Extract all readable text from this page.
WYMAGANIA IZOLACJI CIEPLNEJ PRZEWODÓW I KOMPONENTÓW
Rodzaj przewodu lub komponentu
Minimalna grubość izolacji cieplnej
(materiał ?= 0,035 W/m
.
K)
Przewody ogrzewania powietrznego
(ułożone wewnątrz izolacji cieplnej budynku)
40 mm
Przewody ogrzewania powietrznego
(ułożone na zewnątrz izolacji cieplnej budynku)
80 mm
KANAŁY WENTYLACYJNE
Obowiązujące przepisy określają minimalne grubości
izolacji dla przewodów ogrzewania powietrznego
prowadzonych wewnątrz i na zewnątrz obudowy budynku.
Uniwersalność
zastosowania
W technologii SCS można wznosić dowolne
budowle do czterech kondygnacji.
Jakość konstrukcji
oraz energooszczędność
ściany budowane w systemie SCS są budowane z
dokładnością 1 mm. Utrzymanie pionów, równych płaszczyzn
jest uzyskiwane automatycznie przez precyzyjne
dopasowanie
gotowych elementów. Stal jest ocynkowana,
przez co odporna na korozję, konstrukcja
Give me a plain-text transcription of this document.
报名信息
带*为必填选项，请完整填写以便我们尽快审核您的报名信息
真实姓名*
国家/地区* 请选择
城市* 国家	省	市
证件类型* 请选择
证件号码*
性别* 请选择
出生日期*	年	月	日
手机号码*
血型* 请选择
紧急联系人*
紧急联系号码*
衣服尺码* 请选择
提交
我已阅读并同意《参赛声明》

• Short exercise: Report the number of lines above that contain the word "zewnątrz", and only that number.

• Output of the exercise: 2